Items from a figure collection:
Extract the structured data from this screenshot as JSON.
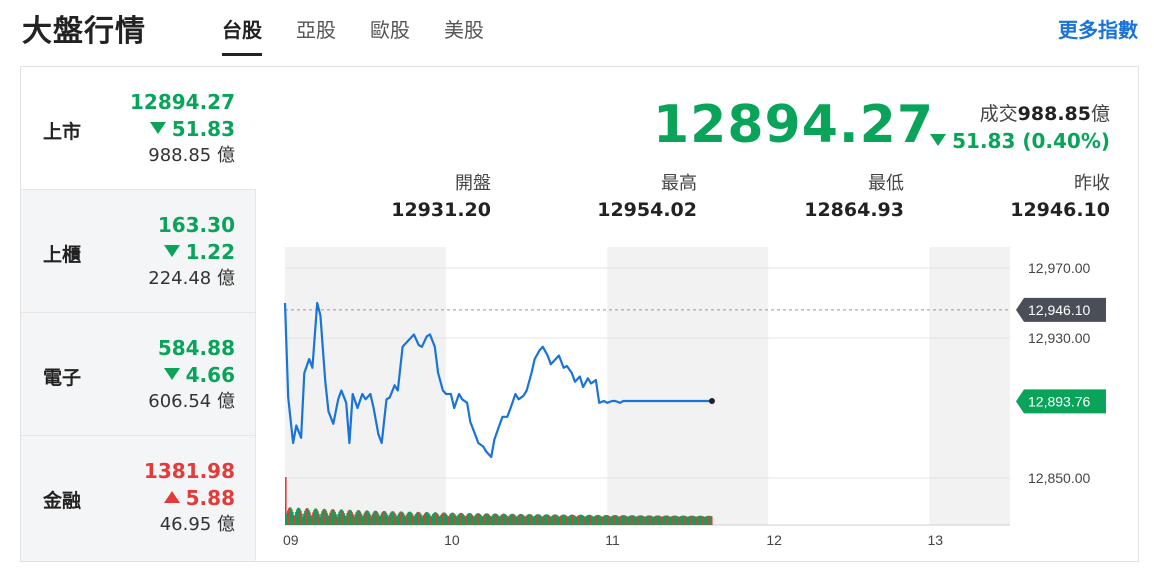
{
  "header": {
    "title": "大盤行情",
    "tabs": [
      {
        "label": "台股",
        "active": true
      },
      {
        "label": "亞股",
        "active": false
      },
      {
        "label": "歐股",
        "active": false
      },
      {
        "label": "美股",
        "active": false
      }
    ],
    "more_link": "更多指數"
  },
  "sidebar": {
    "items": [
      {
        "name": "上市",
        "price": "12894.27",
        "change": "51.83",
        "direction": "down",
        "volume": "988.85 億"
      },
      {
        "name": "上櫃",
        "price": "163.30",
        "change": "1.22",
        "direction": "down",
        "volume": "224.48 億"
      },
      {
        "name": "電子",
        "price": "584.88",
        "change": "4.66",
        "direction": "down",
        "volume": "606.54 億"
      },
      {
        "name": "金融",
        "price": "1381.98",
        "change": "5.88",
        "direction": "up",
        "volume": "46.95 億"
      }
    ]
  },
  "summary": {
    "price": "12894.27",
    "turnover_label": "成交",
    "turnover_value": "988.85",
    "turnover_unit": "億",
    "change": "51.83 (0.40%)",
    "stats": [
      {
        "label": "開盤",
        "value": "12931.20"
      },
      {
        "label": "最高",
        "value": "12954.02"
      },
      {
        "label": "最低",
        "value": "12864.93"
      },
      {
        "label": "昨收",
        "value": "12946.10"
      }
    ]
  },
  "colors": {
    "down": "#0aa35a",
    "up": "#e53a3a",
    "line": "#1a73d9",
    "link": "#1a73d9",
    "prev_close_tag": "#4a4f57"
  },
  "chart_data": {
    "type": "line",
    "x_ticks": [
      "09",
      "10",
      "11",
      "12",
      "13"
    ],
    "y_ticks": [
      "12,970.00",
      "12,930.00",
      "12,850.00"
    ],
    "y_tick_values": [
      12970,
      12930,
      12850
    ],
    "ylim": [
      12830,
      12982
    ],
    "x_range_hours": [
      9,
      13.5
    ],
    "prev_close": 12946.1,
    "prev_close_label": "12,946.10",
    "last_value": 12893.76,
    "last_label": "12,893.76",
    "series": [
      {
        "x": [
          9.0,
          9.02,
          9.05,
          9.07,
          9.1,
          9.12,
          9.15,
          9.17,
          9.2,
          9.22,
          9.25,
          9.27,
          9.3,
          9.33,
          9.35,
          9.38,
          9.4,
          9.42,
          9.45,
          9.48,
          9.5,
          9.53,
          9.55,
          9.58,
          9.6,
          9.63,
          9.65,
          9.68,
          9.7,
          9.73,
          9.75,
          9.78,
          9.8,
          9.83,
          9.85,
          9.88,
          9.9,
          9.93,
          9.95,
          9.98,
          10.0,
          10.03,
          10.05,
          10.08,
          10.1,
          10.13,
          10.15,
          10.18,
          10.2,
          10.23,
          10.25,
          10.28,
          10.3,
          10.33,
          10.35,
          10.38,
          10.4,
          10.43,
          10.45,
          10.48,
          10.5,
          10.53,
          10.55,
          10.58,
          10.6,
          10.63,
          10.65,
          10.68,
          10.7,
          10.73,
          10.75,
          10.78,
          10.8,
          10.83,
          10.85,
          10.88,
          10.9,
          10.93,
          10.95,
          10.98,
          11.0,
          11.03,
          11.05,
          11.08,
          11.1,
          11.13,
          11.15,
          11.18,
          11.2,
          11.23,
          11.25,
          11.28,
          11.3,
          11.33,
          11.35,
          11.38,
          11.4,
          11.43,
          11.45,
          11.48,
          11.5,
          11.53,
          11.55,
          11.58,
          11.6,
          11.63,
          11.65
        ],
        "y": [
          12950,
          12896,
          12870,
          12880,
          12873,
          12910,
          12918,
          12913,
          12950,
          12943,
          12905,
          12888,
          12881,
          12895,
          12900,
          12893,
          12870,
          12898,
          12890,
          12898,
          12895,
          12898,
          12890,
          12875,
          12870,
          12895,
          12896,
          12903,
          12900,
          12925,
          12927,
          12930,
          12932,
          12926,
          12925,
          12931,
          12932,
          12925,
          12910,
          12900,
          12898,
          12898,
          12890,
          12898,
          12895,
          12893,
          12882,
          12875,
          12870,
          12868,
          12865,
          12862,
          12872,
          12880,
          12885,
          12885,
          12890,
          12898,
          12895,
          12897,
          12900,
          12910,
          12918,
          12923,
          12925,
          12920,
          12915,
          12918,
          12920,
          12913,
          12914,
          12910,
          12905,
          12908,
          12902,
          12907,
          12904,
          12906,
          12893,
          12894,
          12893,
          12894,
          12894,
          12893,
          12894,
          12894,
          12894,
          12894,
          12894,
          12894,
          12894,
          12894,
          12894,
          12894,
          12894,
          12894,
          12894,
          12894,
          12894,
          12894,
          12894,
          12894,
          12894,
          12894,
          12894,
          12894,
          12894
        ]
      }
    ]
  }
}
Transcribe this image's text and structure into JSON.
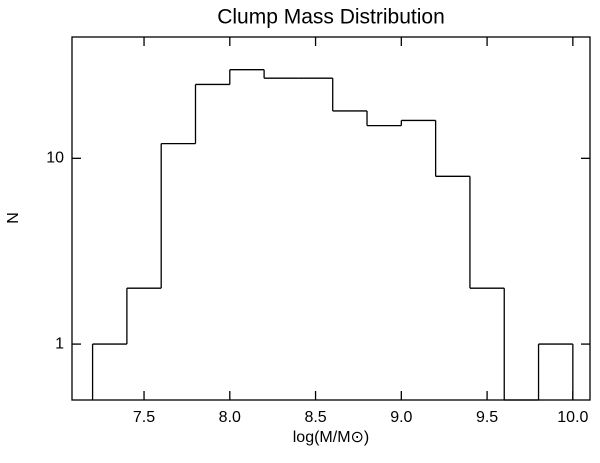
{
  "chart_data": {
    "type": "histogram",
    "title": "Clump Mass Distribution",
    "xlabel": "log(M/M⊙)",
    "ylabel": "N",
    "bins": [
      7.2,
      7.4,
      7.6,
      7.8,
      8.0,
      8.2,
      8.4,
      8.6,
      8.8,
      9.0,
      9.2,
      9.4,
      9.6,
      9.8,
      10.0
    ],
    "values": [
      1,
      2,
      12,
      25,
      30,
      27,
      27,
      18,
      15,
      16,
      8,
      2,
      0,
      1
    ],
    "color": "#000000",
    "ylog": true,
    "xlim": [
      7.08,
      10.1
    ],
    "ylim": [
      0.5,
      45
    ],
    "xticks": [
      7.5,
      {
        "value": 8.0,
        "label": "8.0"
      },
      8.5,
      {
        "value": 9.0,
        "label": "9.0"
      },
      9.5,
      {
        "value": 10.0,
        "label": "10.0"
      }
    ],
    "yticks": [
      1,
      10
    ]
  }
}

* What you should do *
Copy the listing in full and without alteration, omitting every picture.

* Solution *
Extract the structured data from this screenshot as JSON.
{
  "header": {
    "title": "大盤行情",
    "tabs": [
      {
        "label": "台股",
        "active": true
      },
      {
        "label": "亞股",
        "active": false
      },
      {
        "label": "歐股",
        "active": false
      },
      {
        "label": "美股",
        "active": false
      }
    ],
    "more_link": "更多指數"
  },
  "sidebar": {
    "items": [
      {
        "name": "上市",
        "price": "12894.27",
        "change": "51.83",
        "direction": "down",
        "volume": "988.85 億"
      },
      {
        "name": "上櫃",
        "price": "163.30",
        "change": "1.22",
        "direction": "down",
        "volume": "224.48 億"
      },
      {
        "name": "電子",
        "price": "584.88",
        "change": "4.66",
        "direction": "down",
        "volume": "606.54 億"
      },
      {
        "name": "金融",
        "price": "1381.98",
        "change": "5.88",
        "direction": "up",
        "volume": "46.95 億"
      }
    ]
  },
  "summary": {
    "price": "12894.27",
    "turnover_label": "成交",
    "turnover_value": "988.85",
    "turnover_unit": "億",
    "change": "51.83 (0.40%)",
    "stats": [
      {
        "label": "開盤",
        "value": "12931.20"
      },
      {
        "label": "最高",
        "value": "12954.02"
      },
      {
        "label": "最低",
        "value": "12864.93"
      },
      {
        "label": "昨收",
        "value": "12946.10"
      }
    ]
  },
  "colors": {
    "down": "#0aa35a",
    "up": "#e53a3a",
    "line": "#1a73d9",
    "link": "#1a73d9",
    "prev_close_tag": "#4a4f57"
  },
  "chart_data": {
    "type": "line",
    "x_ticks": [
      "09",
      "10",
      "11",
      "12",
      "13"
    ],
    "y_ticks": [
      "12,970.00",
      "12,930.00",
      "12,850.00"
    ],
    "y_tick_values": [
      12970,
      12930,
      12850
    ],
    "ylim": [
      12830,
      12982
    ],
    "x_range_hours": [
      9,
      13.5
    ],
    "prev_close": 12946.1,
    "prev_close_label": "12,946.10",
    "last_value": 12893.76,
    "last_label": "12,893.76",
    "series": [
      {
        "x": [
          9.0,
          9.02,
          9.05,
          9.07,
          9.1,
          9.12,
          9.15,
          9.17,
          9.2,
          9.22,
          9.25,
          9.27,
          9.3,
          9.33,
          9.35,
          9.38,
          9.4,
          9.42,
          9.45,
          9.48,
          9.5,
          9.53,
          9.55,
          9.58,
          9.6,
          9.63,
          9.65,
          9.68,
          9.7,
          9.73,
          9.75,
          9.78,
          9.8,
          9.83,
          9.85,
          9.88,
          9.9,
          9.93,
          9.95,
          9.98,
          10.0,
          10.03,
          10.05,
          10.08,
          10.1,
          10.13,
          10.15,
          10.18,
          10.2,
          10.23,
          10.25,
          10.28,
          10.3,
          10.33,
          10.35,
          10.38,
          10.4,
          10.43,
          10.45,
          10.48,
          10.5,
          10.53,
          10.55,
          10.58,
          10.6,
          10.63,
          10.65,
          10.68,
          10.7,
          10.73,
          10.75,
          10.78,
          10.8,
          10.83,
          10.85,
          10.88,
          10.9,
          10.93,
          10.95,
          10.98,
          11.0,
          11.03,
          11.05,
          11.08,
          11.1,
          11.13,
          11.15,
          11.18,
          11.2,
          11.23,
          11.25,
          11.28,
          11.3,
          11.33,
          11.35,
          11.38,
          11.4,
          11.43,
          11.45,
          11.48,
          11.5,
          11.53,
          11.55,
          11.58,
          11.6,
          11.63,
          11.65
        ],
        "y": [
          12950,
          12896,
          12870,
          12880,
          12873,
          12910,
          12918,
          12913,
          12950,
          12943,
          12905,
          12888,
          12881,
          12895,
          12900,
          12893,
          12870,
          12898,
          12890,
          12898,
          12895,
          12898,
          12890,
          12875,
          12870,
          12895,
          12896,
          12903,
          12900,
          12925,
          12927,
          12930,
          12932,
          12926,
          12925,
          12931,
          12932,
          12925,
          12910,
          12900,
          12898,
          12898,
          12890,
          12898,
          12895,
          12893,
          12882,
          12875,
          12870,
          12868,
          12865,
          12862,
          12872,
          12880,
          12885,
          12885,
          12890,
          12898,
          12895,
          12897,
          12900,
          12910,
          12918,
          12923,
          12925,
          12920,
          12915,
          12918,
          12920,
          12913,
          12914,
          12910,
          12905,
          12908,
          12902,
          12907,
          12904,
          12906,
          12893,
          12894,
          12893,
          12894,
          12894,
          12893,
          12894,
          12894,
          12894,
          12894,
          12894,
          12894,
          12894,
          12894,
          12894,
          12894,
          12894,
          12894,
          12894,
          12894,
          12894,
          12894,
          12894,
          12894,
          12894,
          12894,
          12894,
          12894,
          12894
        ]
      }
    ]
  }
}
Transcribe this image's text and structure into JSON.
{
  "chart_data": {
    "type": "histogram",
    "title": "Clump Mass Distribution",
    "xlabel": "log(M/M⊙)",
    "ylabel": "N",
    "bins": [
      7.2,
      7.4,
      7.6,
      7.8,
      8.0,
      8.2,
      8.4,
      8.6,
      8.8,
      9.0,
      9.2,
      9.4,
      9.6,
      9.8,
      10.0
    ],
    "values": [
      1,
      2,
      12,
      25,
      30,
      27,
      27,
      18,
      15,
      16,
      8,
      2,
      0,
      1
    ],
    "color": "#000000",
    "ylog": true,
    "xlim": [
      7.08,
      10.1
    ],
    "ylim": [
      0.5,
      45
    ],
    "xticks": [
      7.5,
      {
        "value": 8.0,
        "label": "8.0"
      },
      8.5,
      {
        "value": 9.0,
        "label": "9.0"
      },
      9.5,
      {
        "value": 10.0,
        "label": "10.0"
      }
    ],
    "yticks": [
      1,
      10
    ]
  }
}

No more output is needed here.